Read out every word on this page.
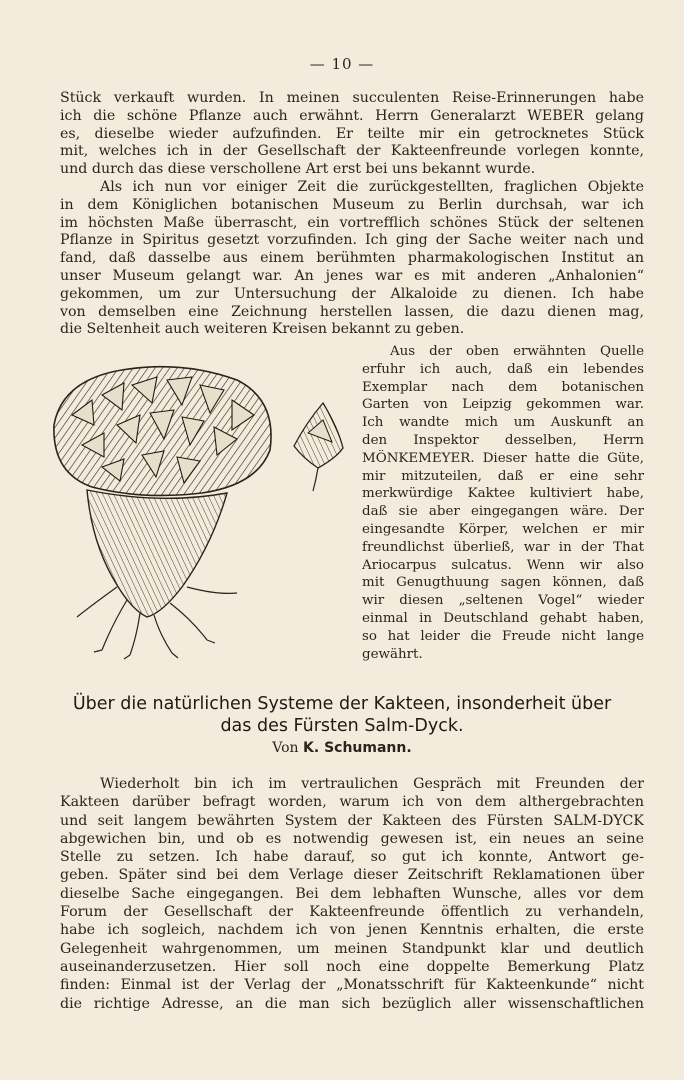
— 10 —
Stück verkauft wurden. In meinen succulenten Reise-Erinnerungen habe
ich die schöne Pflanze auch erwähnt. Herrn Generalarzt WEBER gelang
es, dieselbe wieder aufzufinden. Er teilte mir ein getrocknetes Stück
mit, welches ich in der Gesellschaft der Kakteenfreunde vorlegen konnte,
und durch das diese verschollene Art erst bei uns bekannt wurde.
Als ich nun vor einiger Zeit die zurückgestellten, fraglichen Objekte
in dem Königlichen botanischen Museum zu Berlin durchsah, war ich
im höchsten Maße überrascht, ein vortrefflich schönes Stück der seltenen
Pflanze in Spiritus gesetzt vorzufinden. Ich ging der Sache weiter nach und
fand, daß dasselbe aus einem berühmten pharmakologischen Institut an
unser Museum gelangt war. An jenes war es mit anderen „Anhalonien“
gekommen, um zur Untersuchung der Alkaloide zu dienen. Ich habe
von demselben eine Zeichnung herstellen lassen, die dazu dienen mag,
die Seltenheit auch weiteren Kreisen bekannt zu geben.
Aus der oben erwähnten Quelle
erfuhr ich auch, daß ein lebendes
Exemplar nach dem botanischen
Garten von Leipzig gekommen war.
Ich wandte mich um Auskunft an
den Inspektor desselben, Herrn
MÖNKEMEYER. Dieser hatte die Güte,
mir mitzuteilen, daß er eine sehr
merkwürdige Kaktee kultiviert habe,
daß sie aber eingegangen wäre. Der
eingesandte Körper, welchen er mir
freundlichst überließ, war in der That
Ariocarpus sulcatus. Wenn wir also
mit Genugthuung sagen können, daß
wir diesen „seltenen Vogel“ wieder
einmal in Deutschland gehabt haben,
so hat leider die Freude nicht lange
gewährt.
Über die natürlichen Systeme der Kakteen, insonderheit über
das des Fürsten Salm-Dyck.
Von K. Schumann.
Wiederholt bin ich im vertraulichen Gespräch mit Freunden der
Kakteen darüber befragt worden, warum ich von dem althergebrachten
und seit langem bewährten System der Kakteen des Fürsten SALM-DYCK
abgewichen bin, und ob es notwendig gewesen ist, ein neues an seine
Stelle zu setzen. Ich habe darauf, so gut ich konnte, Antwort ge-
geben. Später sind bei dem Verlage dieser Zeitschrift Reklamationen über
dieselbe Sache eingegangen. Bei dem lebhaften Wunsche, alles vor dem
Forum der Gesellschaft der Kakteenfreunde öffentlich zu verhandeln,
habe ich sogleich, nachdem ich von jenen Kenntnis erhalten, die erste
Gelegenheit wahrgenommen, um meinen Standpunkt klar und deutlich
auseinanderzusetzen. Hier soll noch eine doppelte Bemerkung Platz
finden: Einmal ist der Verlag der „Monatsschrift für Kakteenkunde“ nicht
die richtige Adresse, an die man sich bezüglich aller wissenschaftlichen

^^^^^^^^

[The task]:
Extract the full listing exactly, with the pictures left out.

[Result of this task]:
Read out every word on this page.
— 10 —
Stück verkauft wurden. In meinen succulenten Reise-Erinnerungen habe
ich die schöne Pflanze auch erwähnt. Herrn Generalarzt WEBER gelang
es, dieselbe wieder aufzufinden. Er teilte mir ein getrocknetes Stück
mit, welches ich in der Gesellschaft der Kakteenfreunde vorlegen konnte,
und durch das diese verschollene Art erst bei uns bekannt wurde.
Als ich nun vor einiger Zeit die zurückgestellten, fraglichen Objekte
in dem Königlichen botanischen Museum zu Berlin durchsah, war ich
im höchsten Maße überrascht, ein vortrefflich schönes Stück der seltenen
Pflanze in Spiritus gesetzt vorzufinden. Ich ging der Sache weiter nach und
fand, daß dasselbe aus einem berühmten pharmakologischen Institut an
unser Museum gelangt war. An jenes war es mit anderen „Anhalonien“
gekommen, um zur Untersuchung der Alkaloide zu dienen. Ich habe
von demselben eine Zeichnung herstellen lassen, die dazu dienen mag,
die Seltenheit auch weiteren Kreisen bekannt zu geben.
Aus der oben erwähnten Quelle
erfuhr ich auch, daß ein lebendes
Exemplar nach dem botanischen
Garten von Leipzig gekommen war.
Ich wandte mich um Auskunft an
den Inspektor desselben, Herrn
MÖNKEMEYER. Dieser hatte die Güte,
mir mitzuteilen, daß er eine sehr
merkwürdige Kaktee kultiviert habe,
daß sie aber eingegangen wäre. Der
eingesandte Körper, welchen er mir
freundlichst überließ, war in der That
Ariocarpus sulcatus. Wenn wir also
mit Genugthuung sagen können, daß
wir diesen „seltenen Vogel“ wieder
einmal in Deutschland gehabt haben,
so hat leider die Freude nicht lange
gewährt.
Über die natürlichen Systeme der Kakteen, insonderheit über
das des Fürsten Salm-Dyck.
Von K. Schumann.
Wiederholt bin ich im vertraulichen Gespräch mit Freunden der
Kakteen darüber befragt worden, warum ich von dem althergebrachten
und seit langem bewährten System der Kakteen des Fürsten SALM-DYCK
abgewichen bin, und ob es notwendig gewesen ist, ein neues an seine
Stelle zu setzen. Ich habe darauf, so gut ich konnte, Antwort ge-
geben. Später sind bei dem Verlage dieser Zeitschrift Reklamationen über
dieselbe Sache eingegangen. Bei dem lebhaften Wunsche, alles vor dem
Forum der Gesellschaft der Kakteenfreunde öffentlich zu verhandeln,
habe ich sogleich, nachdem ich von jenen Kenntnis erhalten, die erste
Gelegenheit wahrgenommen, um meinen Standpunkt klar und deutlich
auseinanderzusetzen. Hier soll noch eine doppelte Bemerkung Platz
finden: Einmal ist der Verlag der „Monatsschrift für Kakteenkunde“ nicht
die richtige Adresse, an die man sich bezüglich aller wissenschaftlichen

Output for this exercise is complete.